## Request
Omit the pictures and output every entry below exactly as written.

[Entries from a visual dataset]
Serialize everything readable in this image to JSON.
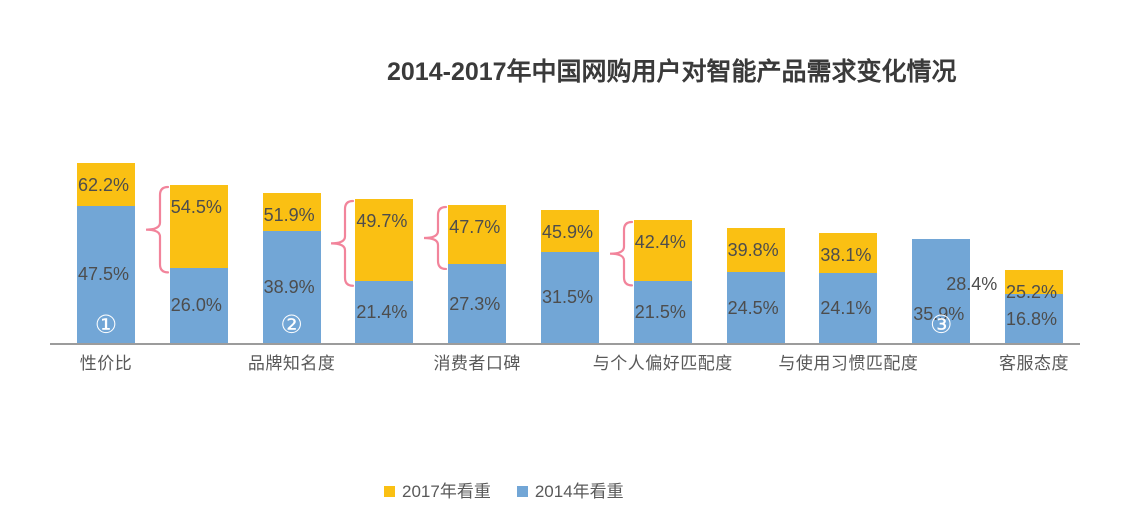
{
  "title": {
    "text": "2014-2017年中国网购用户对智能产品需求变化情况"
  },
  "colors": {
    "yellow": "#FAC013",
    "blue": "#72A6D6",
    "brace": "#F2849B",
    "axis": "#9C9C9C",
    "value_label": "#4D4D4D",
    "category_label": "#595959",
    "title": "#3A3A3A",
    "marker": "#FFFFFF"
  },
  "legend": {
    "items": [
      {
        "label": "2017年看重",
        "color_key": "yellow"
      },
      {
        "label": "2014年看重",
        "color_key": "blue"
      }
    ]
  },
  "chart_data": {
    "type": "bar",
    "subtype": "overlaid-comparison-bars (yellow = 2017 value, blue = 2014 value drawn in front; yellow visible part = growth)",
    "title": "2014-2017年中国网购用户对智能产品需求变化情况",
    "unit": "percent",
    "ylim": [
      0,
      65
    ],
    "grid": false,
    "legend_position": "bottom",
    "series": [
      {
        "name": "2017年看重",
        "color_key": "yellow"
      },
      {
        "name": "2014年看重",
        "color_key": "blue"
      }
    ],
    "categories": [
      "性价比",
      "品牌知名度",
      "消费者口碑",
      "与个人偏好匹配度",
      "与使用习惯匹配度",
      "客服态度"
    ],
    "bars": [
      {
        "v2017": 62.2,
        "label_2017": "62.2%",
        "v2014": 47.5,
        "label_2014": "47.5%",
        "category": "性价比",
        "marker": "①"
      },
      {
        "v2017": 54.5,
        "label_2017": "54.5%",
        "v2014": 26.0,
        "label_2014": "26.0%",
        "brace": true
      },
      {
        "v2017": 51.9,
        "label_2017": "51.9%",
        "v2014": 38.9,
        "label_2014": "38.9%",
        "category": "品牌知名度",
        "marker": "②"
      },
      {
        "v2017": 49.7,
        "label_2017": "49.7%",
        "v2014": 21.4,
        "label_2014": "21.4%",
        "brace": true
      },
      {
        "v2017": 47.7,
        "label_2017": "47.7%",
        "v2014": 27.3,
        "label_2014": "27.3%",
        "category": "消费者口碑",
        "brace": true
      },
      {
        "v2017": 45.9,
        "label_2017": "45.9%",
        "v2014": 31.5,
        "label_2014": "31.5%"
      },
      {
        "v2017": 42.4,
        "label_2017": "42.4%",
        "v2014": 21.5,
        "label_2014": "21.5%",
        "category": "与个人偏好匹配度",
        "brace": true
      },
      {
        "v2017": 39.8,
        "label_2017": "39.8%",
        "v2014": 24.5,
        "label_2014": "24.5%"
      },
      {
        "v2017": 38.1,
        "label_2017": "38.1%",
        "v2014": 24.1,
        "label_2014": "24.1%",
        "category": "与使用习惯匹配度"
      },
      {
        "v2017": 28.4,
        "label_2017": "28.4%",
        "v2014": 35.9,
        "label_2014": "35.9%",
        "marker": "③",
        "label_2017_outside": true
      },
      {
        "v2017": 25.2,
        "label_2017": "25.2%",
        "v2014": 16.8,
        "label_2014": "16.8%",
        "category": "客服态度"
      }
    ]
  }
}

## Output for this exercise
Serialize everything readable in this image to JSON.
{
  "title": {
    "text": "2014-2017年中国网购用户对智能产品需求变化情况"
  },
  "colors": {
    "yellow": "#FAC013",
    "blue": "#72A6D6",
    "brace": "#F2849B",
    "axis": "#9C9C9C",
    "value_label": "#4D4D4D",
    "category_label": "#595959",
    "title": "#3A3A3A",
    "marker": "#FFFFFF"
  },
  "legend": {
    "items": [
      {
        "label": "2017年看重",
        "color_key": "yellow"
      },
      {
        "label": "2014年看重",
        "color_key": "blue"
      }
    ]
  },
  "chart_data": {
    "type": "bar",
    "subtype": "overlaid-comparison-bars (yellow = 2017 value, blue = 2014 value drawn in front; yellow visible part = growth)",
    "title": "2014-2017年中国网购用户对智能产品需求变化情况",
    "unit": "percent",
    "ylim": [
      0,
      65
    ],
    "grid": false,
    "legend_position": "bottom",
    "series": [
      {
        "name": "2017年看重",
        "color_key": "yellow"
      },
      {
        "name": "2014年看重",
        "color_key": "blue"
      }
    ],
    "categories": [
      "性价比",
      "品牌知名度",
      "消费者口碑",
      "与个人偏好匹配度",
      "与使用习惯匹配度",
      "客服态度"
    ],
    "bars": [
      {
        "v2017": 62.2,
        "label_2017": "62.2%",
        "v2014": 47.5,
        "label_2014": "47.5%",
        "category": "性价比",
        "marker": "①"
      },
      {
        "v2017": 54.5,
        "label_2017": "54.5%",
        "v2014": 26.0,
        "label_2014": "26.0%",
        "brace": true
      },
      {
        "v2017": 51.9,
        "label_2017": "51.9%",
        "v2014": 38.9,
        "label_2014": "38.9%",
        "category": "品牌知名度",
        "marker": "②"
      },
      {
        "v2017": 49.7,
        "label_2017": "49.7%",
        "v2014": 21.4,
        "label_2014": "21.4%",
        "brace": true
      },
      {
        "v2017": 47.7,
        "label_2017": "47.7%",
        "v2014": 27.3,
        "label_2014": "27.3%",
        "category": "消费者口碑",
        "brace": true
      },
      {
        "v2017": 45.9,
        "label_2017": "45.9%",
        "v2014": 31.5,
        "label_2014": "31.5%"
      },
      {
        "v2017": 42.4,
        "label_2017": "42.4%",
        "v2014": 21.5,
        "label_2014": "21.5%",
        "category": "与个人偏好匹配度",
        "brace": true
      },
      {
        "v2017": 39.8,
        "label_2017": "39.8%",
        "v2014": 24.5,
        "label_2014": "24.5%"
      },
      {
        "v2017": 38.1,
        "label_2017": "38.1%",
        "v2014": 24.1,
        "label_2014": "24.1%",
        "category": "与使用习惯匹配度"
      },
      {
        "v2017": 28.4,
        "label_2017": "28.4%",
        "v2014": 35.9,
        "label_2014": "35.9%",
        "marker": "③",
        "label_2017_outside": true
      },
      {
        "v2017": 25.2,
        "label_2017": "25.2%",
        "v2014": 16.8,
        "label_2014": "16.8%",
        "category": "客服态度"
      }
    ]
  }
}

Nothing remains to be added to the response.